Who is Nate, is his Logo Similar?


----------



## Jay123 (Feb 1, 2008)

http://atlascoatingsandconstruction.com

neighter on here.

Kind of like all remodelers having the shape of a house in their logos.


----------



## Scottclarkpainting (Jul 17, 2010)

Jay123 said:


> http://atlascoatingsandconstruction.com
> 
> neighter on here.
> 
> Kind of like all remodelers having the shape of a house in their logos.


I like to be different


----------



## Jay123 (Feb 1, 2008)

Just pay Nate his franchise fee and you can be on your way. :yes:


----------



## Scottclarkpainting (Jul 17, 2010)

UM! yeah thats not going to happen.


----------



## jason123 (Jul 2, 2009)

That's a very creative logo. In the down time we all ponder about the best new logo and I think you have came across one!!!!!!!!


----------



## Scottclarkpainting (Jul 17, 2010)

DATASET EXTRACT –
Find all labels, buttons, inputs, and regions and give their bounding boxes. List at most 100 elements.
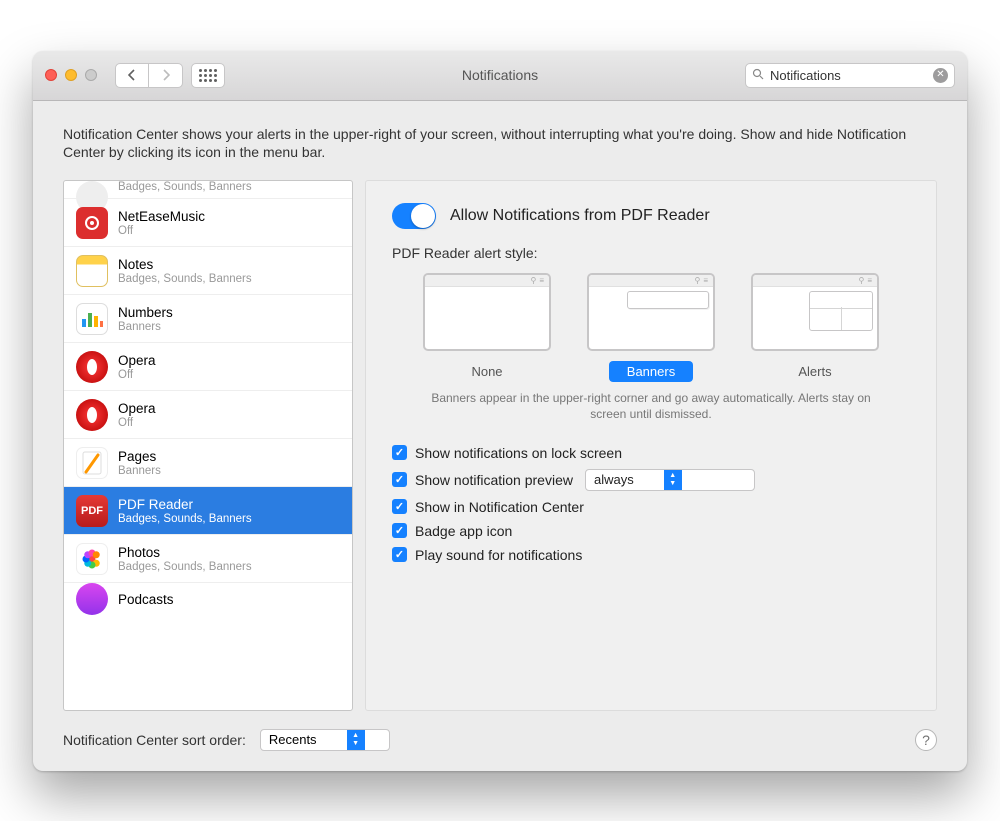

EXERCISE DETAILS – Continue the forum thread about logos from the point where it stops. The material comes from a separate source and is unrelated to the forum thread about logos.

THE ANSWER –
jason123 said:


> That's a very creative logo. In the down time we all ponder about the best new logo and I think you have came across one!!!!!!!!


Yeah I love it, a 15yr old kid drew it for me lol.


----------



## nEighter (Nov 14, 2008)

almost the exact same thing.. aside from the brush being down on the surface instead of on the globe.. down to almost the same swipe across the globe it's self...


Coat in the name.. Jay you might just be right!


----------



## Rcon (Nov 19, 2009)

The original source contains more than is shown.